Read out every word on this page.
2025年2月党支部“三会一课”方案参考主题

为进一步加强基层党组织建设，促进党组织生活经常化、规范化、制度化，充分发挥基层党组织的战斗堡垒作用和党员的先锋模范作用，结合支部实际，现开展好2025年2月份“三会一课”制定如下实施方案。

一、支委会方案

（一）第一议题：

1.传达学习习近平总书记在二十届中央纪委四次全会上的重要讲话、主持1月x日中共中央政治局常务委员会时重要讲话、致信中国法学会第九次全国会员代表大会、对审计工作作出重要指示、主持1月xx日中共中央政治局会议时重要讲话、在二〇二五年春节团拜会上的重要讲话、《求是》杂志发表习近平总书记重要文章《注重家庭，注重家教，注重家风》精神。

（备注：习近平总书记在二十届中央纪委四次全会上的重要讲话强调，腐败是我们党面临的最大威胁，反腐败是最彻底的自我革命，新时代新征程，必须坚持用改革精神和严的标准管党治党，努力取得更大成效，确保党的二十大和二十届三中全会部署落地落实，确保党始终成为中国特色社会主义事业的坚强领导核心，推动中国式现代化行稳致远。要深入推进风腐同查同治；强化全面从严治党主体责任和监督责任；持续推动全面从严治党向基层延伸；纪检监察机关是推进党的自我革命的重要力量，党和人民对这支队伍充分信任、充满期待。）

==

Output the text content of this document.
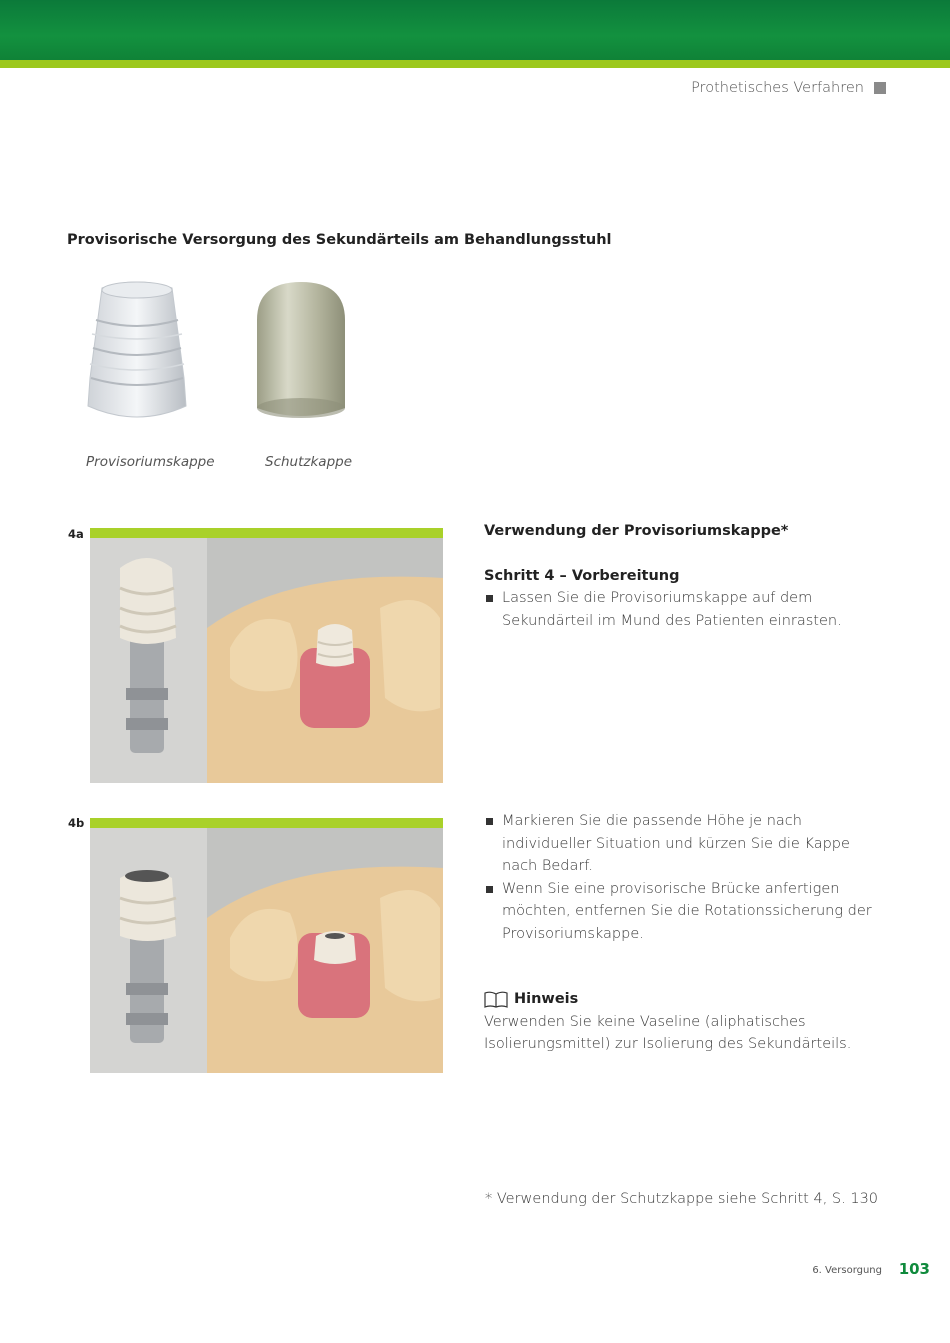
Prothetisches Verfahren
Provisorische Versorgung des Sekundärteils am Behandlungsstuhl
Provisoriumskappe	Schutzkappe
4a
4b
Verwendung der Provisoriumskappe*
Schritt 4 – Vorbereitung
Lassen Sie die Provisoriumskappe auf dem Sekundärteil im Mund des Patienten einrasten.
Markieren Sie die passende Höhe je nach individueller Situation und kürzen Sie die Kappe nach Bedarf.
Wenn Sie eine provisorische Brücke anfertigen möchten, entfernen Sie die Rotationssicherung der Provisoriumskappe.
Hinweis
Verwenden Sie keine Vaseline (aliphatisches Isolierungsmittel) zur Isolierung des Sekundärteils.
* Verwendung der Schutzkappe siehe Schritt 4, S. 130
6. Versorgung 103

→ SHORT PROBLEM
Report how many lines of the data hold the string "Sekundärteils"; give only the number.

→ SOLVED EXERCISE
2